■ **RECORDS FOR THIS TASK**
--- Begin ---

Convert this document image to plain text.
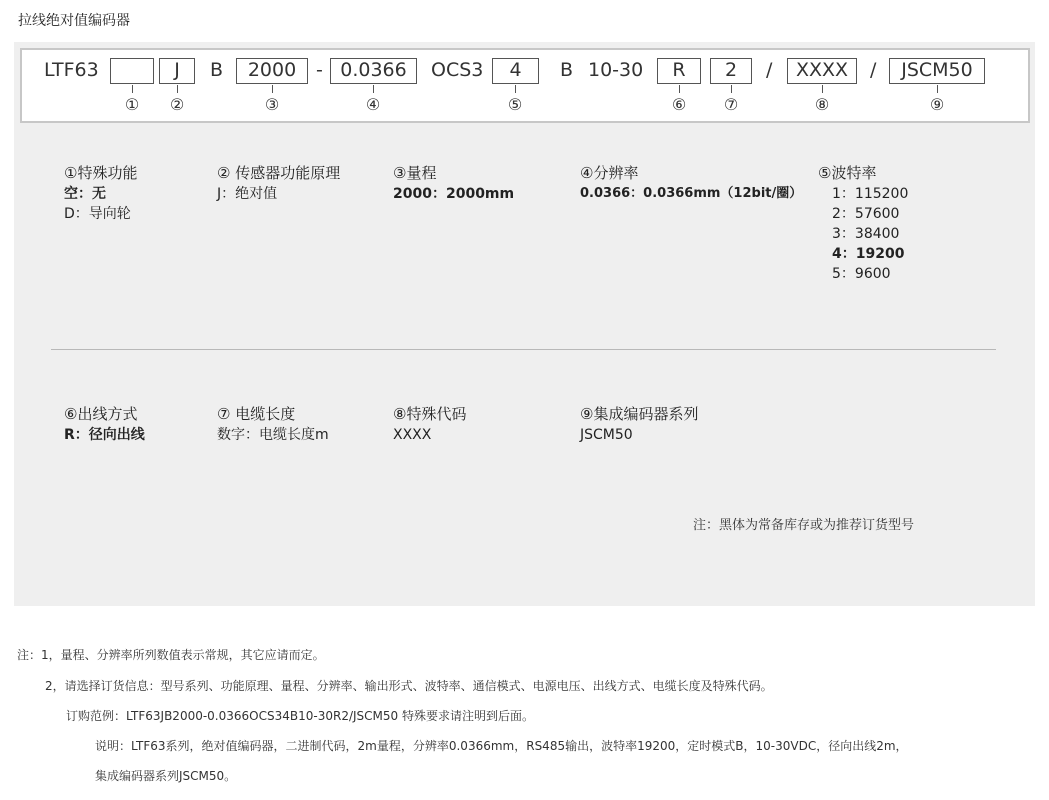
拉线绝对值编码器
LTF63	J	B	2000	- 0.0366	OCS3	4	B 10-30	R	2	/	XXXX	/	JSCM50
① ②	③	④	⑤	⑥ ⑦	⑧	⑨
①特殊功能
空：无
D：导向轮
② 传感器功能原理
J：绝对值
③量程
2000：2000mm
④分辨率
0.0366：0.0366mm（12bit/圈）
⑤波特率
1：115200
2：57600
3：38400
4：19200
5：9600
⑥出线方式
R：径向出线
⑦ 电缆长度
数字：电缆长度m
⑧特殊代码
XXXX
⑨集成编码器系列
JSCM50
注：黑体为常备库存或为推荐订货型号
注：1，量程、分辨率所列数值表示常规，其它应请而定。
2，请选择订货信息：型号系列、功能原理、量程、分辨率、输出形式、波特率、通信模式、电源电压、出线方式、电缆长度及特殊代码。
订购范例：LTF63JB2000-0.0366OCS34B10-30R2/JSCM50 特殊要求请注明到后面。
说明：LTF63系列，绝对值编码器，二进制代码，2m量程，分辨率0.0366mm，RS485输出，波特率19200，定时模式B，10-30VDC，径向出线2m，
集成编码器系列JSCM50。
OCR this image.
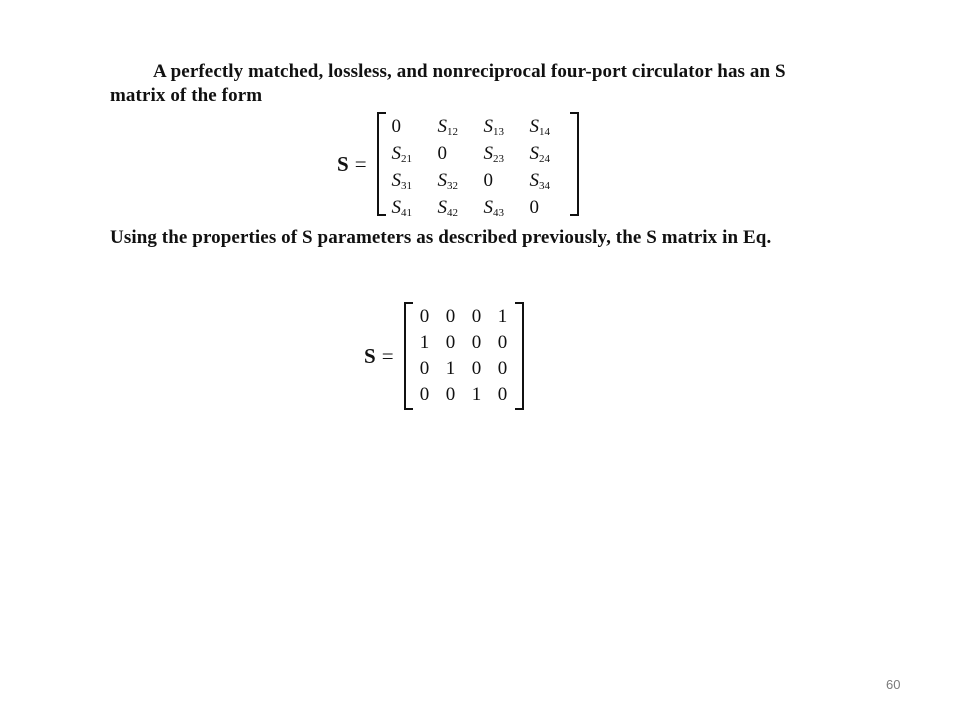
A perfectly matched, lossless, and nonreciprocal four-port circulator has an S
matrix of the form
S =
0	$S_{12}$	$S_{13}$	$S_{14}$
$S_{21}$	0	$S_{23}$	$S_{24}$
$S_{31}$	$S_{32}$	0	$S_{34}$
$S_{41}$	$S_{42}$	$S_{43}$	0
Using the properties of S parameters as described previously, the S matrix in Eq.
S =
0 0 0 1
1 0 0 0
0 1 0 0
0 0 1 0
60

--- End ---
--- Begin ---

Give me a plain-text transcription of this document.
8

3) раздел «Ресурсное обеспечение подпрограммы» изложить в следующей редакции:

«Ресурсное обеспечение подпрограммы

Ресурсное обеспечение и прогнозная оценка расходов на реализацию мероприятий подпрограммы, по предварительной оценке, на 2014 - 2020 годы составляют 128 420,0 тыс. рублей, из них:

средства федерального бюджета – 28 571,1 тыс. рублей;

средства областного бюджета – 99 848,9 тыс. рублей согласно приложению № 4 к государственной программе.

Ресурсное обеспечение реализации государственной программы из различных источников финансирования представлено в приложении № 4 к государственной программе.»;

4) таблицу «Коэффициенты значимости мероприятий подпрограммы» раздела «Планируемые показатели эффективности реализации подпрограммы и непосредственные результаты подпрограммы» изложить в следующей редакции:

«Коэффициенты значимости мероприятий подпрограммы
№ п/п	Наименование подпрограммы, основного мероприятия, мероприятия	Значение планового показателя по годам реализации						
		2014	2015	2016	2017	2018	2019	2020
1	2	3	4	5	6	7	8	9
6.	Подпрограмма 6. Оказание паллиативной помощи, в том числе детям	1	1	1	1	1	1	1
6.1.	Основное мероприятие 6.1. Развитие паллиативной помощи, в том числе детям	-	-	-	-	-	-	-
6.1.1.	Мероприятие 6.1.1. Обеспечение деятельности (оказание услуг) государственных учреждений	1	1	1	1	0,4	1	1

--- End ---
--- Begin ---

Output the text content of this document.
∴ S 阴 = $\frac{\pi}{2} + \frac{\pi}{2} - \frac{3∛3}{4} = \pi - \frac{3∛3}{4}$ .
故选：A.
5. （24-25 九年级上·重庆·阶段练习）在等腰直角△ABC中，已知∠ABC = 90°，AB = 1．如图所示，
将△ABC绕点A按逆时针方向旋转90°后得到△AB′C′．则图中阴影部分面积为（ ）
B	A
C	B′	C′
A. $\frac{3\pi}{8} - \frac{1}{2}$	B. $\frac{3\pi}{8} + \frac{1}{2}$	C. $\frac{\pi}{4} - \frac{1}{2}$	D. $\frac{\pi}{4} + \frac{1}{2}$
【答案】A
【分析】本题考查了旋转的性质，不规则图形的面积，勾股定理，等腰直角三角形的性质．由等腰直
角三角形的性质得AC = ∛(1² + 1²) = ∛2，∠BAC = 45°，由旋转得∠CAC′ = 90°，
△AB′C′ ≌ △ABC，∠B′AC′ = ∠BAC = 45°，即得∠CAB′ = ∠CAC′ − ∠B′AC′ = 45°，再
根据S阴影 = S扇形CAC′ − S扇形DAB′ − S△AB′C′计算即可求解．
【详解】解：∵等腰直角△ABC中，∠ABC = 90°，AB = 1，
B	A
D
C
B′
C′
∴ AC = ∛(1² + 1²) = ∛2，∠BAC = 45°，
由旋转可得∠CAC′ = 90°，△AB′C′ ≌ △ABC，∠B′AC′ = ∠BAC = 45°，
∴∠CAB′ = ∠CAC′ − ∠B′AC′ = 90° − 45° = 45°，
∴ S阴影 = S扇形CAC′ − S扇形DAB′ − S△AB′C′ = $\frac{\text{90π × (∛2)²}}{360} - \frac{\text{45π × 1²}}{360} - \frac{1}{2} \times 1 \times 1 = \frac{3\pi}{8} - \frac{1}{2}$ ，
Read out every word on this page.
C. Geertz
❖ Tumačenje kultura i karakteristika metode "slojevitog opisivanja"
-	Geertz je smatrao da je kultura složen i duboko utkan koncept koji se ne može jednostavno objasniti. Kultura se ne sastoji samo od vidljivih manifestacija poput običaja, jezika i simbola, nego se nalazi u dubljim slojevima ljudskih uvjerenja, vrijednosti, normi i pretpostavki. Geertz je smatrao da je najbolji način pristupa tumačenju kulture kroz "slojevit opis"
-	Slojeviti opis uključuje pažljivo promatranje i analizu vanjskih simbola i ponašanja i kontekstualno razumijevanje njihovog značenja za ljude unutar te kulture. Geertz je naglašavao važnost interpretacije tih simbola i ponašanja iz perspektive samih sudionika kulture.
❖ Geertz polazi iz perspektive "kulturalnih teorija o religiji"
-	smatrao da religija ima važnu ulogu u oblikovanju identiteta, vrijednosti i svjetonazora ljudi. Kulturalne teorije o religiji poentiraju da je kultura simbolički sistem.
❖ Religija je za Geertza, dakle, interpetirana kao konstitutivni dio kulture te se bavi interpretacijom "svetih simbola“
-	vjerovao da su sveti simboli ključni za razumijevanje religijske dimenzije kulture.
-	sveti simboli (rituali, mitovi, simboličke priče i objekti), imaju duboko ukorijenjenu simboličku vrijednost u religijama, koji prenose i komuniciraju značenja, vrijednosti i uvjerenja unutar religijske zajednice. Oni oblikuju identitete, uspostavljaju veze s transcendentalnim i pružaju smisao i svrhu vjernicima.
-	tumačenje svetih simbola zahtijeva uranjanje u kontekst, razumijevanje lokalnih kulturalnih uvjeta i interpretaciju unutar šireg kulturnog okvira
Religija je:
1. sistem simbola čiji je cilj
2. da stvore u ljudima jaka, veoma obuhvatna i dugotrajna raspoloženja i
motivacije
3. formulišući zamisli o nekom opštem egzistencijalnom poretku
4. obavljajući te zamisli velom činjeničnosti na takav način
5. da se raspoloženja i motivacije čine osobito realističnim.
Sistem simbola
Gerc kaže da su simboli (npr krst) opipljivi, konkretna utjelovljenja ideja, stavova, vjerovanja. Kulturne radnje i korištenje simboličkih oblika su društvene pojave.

--- End ---

■ **YOUR TASK**
Return every line in the listing that contains the word "паллиативной".

■ **COMPLETE OUTPUT**
6.	Подпрограмма 6. Оказание паллиативной помощи, в том числе детям	1	1	1	1	1	1	1
6.1.	Основное мероприятие 6.1. Развитие паллиативной помощи, в том числе детям	-	-	-	-	-	-	-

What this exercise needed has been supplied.